# [Data for the task]
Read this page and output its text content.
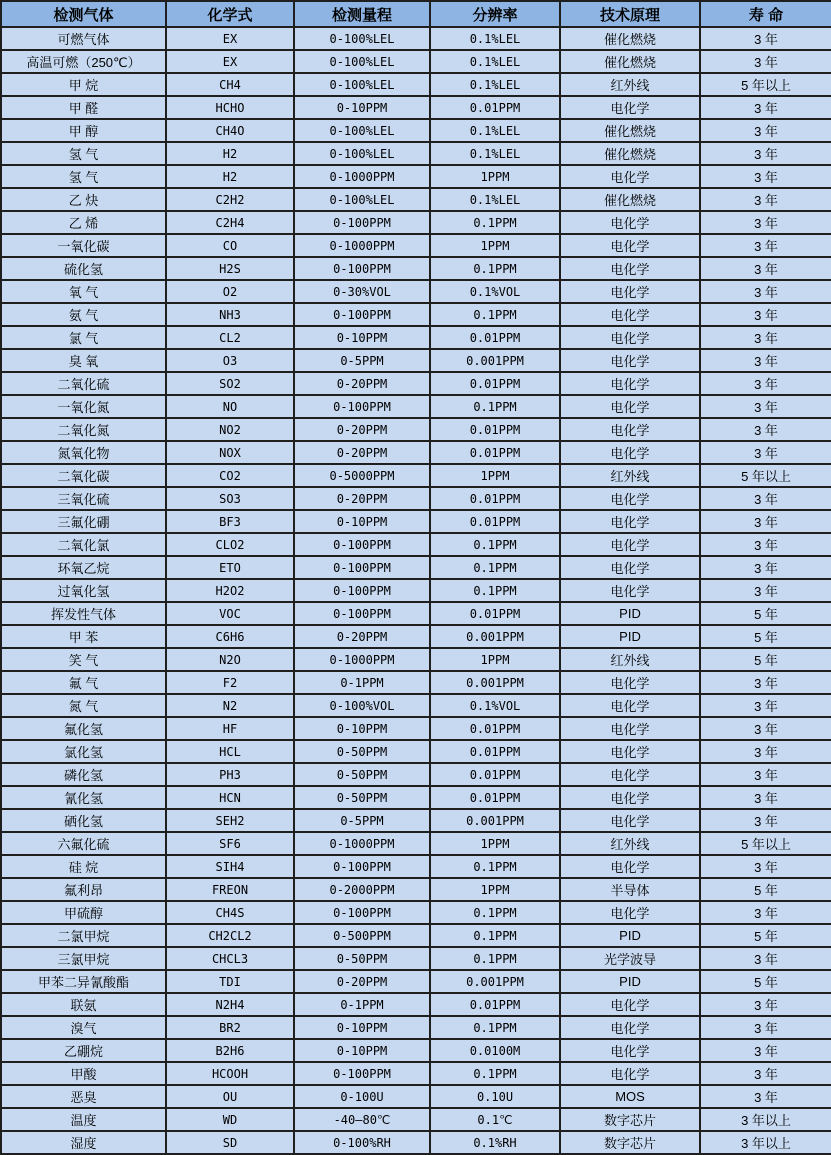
检测气体	化学式	检测量程	分辨率	技术原理	寿 命
可燃气体	EX	0-100%LEL	0.1%LEL	催化燃烧	3 年
高温可燃（250℃）	EX	0-100%LEL	0.1%LEL	催化燃烧	3 年
甲 烷	CH4	0-100%LEL	0.1%LEL	红外线	5 年以上
甲 醛	HCHO	0-10PPM	0.01PPM	电化学	3 年
甲 醇	CH4O	0-100%LEL	0.1%LEL	催化燃烧	3 年
氢 气	H2	0-100%LEL	0.1%LEL	催化燃烧	3 年
氢 气	H2	0-1000PPM	1PPM	电化学	3 年
乙 炔	C2H2	0-100%LEL	0.1%LEL	催化燃烧	3 年
乙 烯	C2H4	0-100PPM	0.1PPM	电化学	3 年
一氧化碳	CO	0-1000PPM	1PPM	电化学	3 年
硫化氢	H2S	0-100PPM	0.1PPM	电化学	3 年
氧 气	O2	0-30%VOL	0.1%VOL	电化学	3 年
氨 气	NH3	0-100PPM	0.1PPM	电化学	3 年
氯 气	CL2	0-10PPM	0.01PPM	电化学	3 年
臭 氧	O3	0-5PPM	0.001PPM	电化学	3 年
二氧化硫	SO2	0-20PPM	0.01PPM	电化学	3 年
一氧化氮	NO	0-100PPM	0.1PPM	电化学	3 年
二氧化氮	NO2	0-20PPM	0.01PPM	电化学	3 年
氮氧化物	NOX	0-20PPM	0.01PPM	电化学	3 年
二氧化碳	CO2	0-5000PPM	1PPM	红外线	5 年以上
三氧化硫	SO3	0-20PPM	0.01PPM	电化学	3 年
三氟化硼	BF3	0-10PPM	0.01PPM	电化学	3 年
二氧化氯	CLO2	0-100PPM	0.1PPM	电化学	3 年
环氧乙烷	ETO	0-100PPM	0.1PPM	电化学	3 年
过氧化氢	H2O2	0-100PPM	0.1PPM	电化学	3 年
挥发性气体	VOC	0-100PPM	0.01PPM	PID	5 年
甲 苯	C6H6	0-20PPM	0.001PPM	PID	5 年
笑 气	N2O	0-1000PPM	1PPM	红外线	5 年
氟 气	F2	0-1PPM	0.001PPM	电化学	3 年
氮 气	N2	0-100%VOL	0.1%VOL	电化学	3 年
氟化氢	HF	0-10PPM	0.01PPM	电化学	3 年
氯化氢	HCL	0-50PPM	0.01PPM	电化学	3 年
磷化氢	PH3	0-50PPM	0.01PPM	电化学	3 年
氰化氢	HCN	0-50PPM	0.01PPM	电化学	3 年
硒化氢	SEH2	0-5PPM	0.001PPM	电化学	3 年
六氟化硫	SF6	0-1000PPM	1PPM	红外线	5 年以上
硅 烷	SIH4	0-100PPM	0.1PPM	电化学	3 年
氟利昂	FREON	0-2000PPM	1PPM	半导体	5 年
甲硫醇	CH4S	0-100PPM	0.1PPM	电化学	3 年
二氯甲烷	CH2CL2	0-500PPM	0.1PPM	PID	5 年
三氯甲烷	CHCL3	0-50PPM	0.1PPM	光学波导	3 年
甲苯二异氰酸酯	TDI	0-20PPM	0.001PPM	PID	5 年
联氨	N2H4	0-1PPM	0.01PPM	电化学	3 年
溴气	BR2	0-10PPM	0.1PPM	电化学	3 年
乙硼烷	B2H6	0-10PPM	0.0100M	电化学	3 年
甲酸	HCOOH	0-100PPM	0.1PPM	电化学	3 年
恶臭	OU	0-100U	0.10U	MOS	3 年
温度	WD	-40—80℃	0.1℃	数字芯片	3 年以上
湿度	SD	0-100%RH	0.1%RH	数字芯片	3 年以上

# [To do]
Identify the lines that contain the string "催化燃烧", and copy every one of them.

# [Problem solution]
可燃气体	EX	0-100%LEL	0.1%LEL	催化燃烧	3 年
高温可燃（250℃）	EX	0-100%LEL	0.1%LEL	催化燃烧	3 年
甲 醇	CH4O	0-100%LEL	0.1%LEL	催化燃烧	3 年
氢 气	H2	0-100%LEL	0.1%LEL	催化燃烧	3 年
乙 炔	C2H2	0-100%LEL	0.1%LEL	催化燃烧	3 年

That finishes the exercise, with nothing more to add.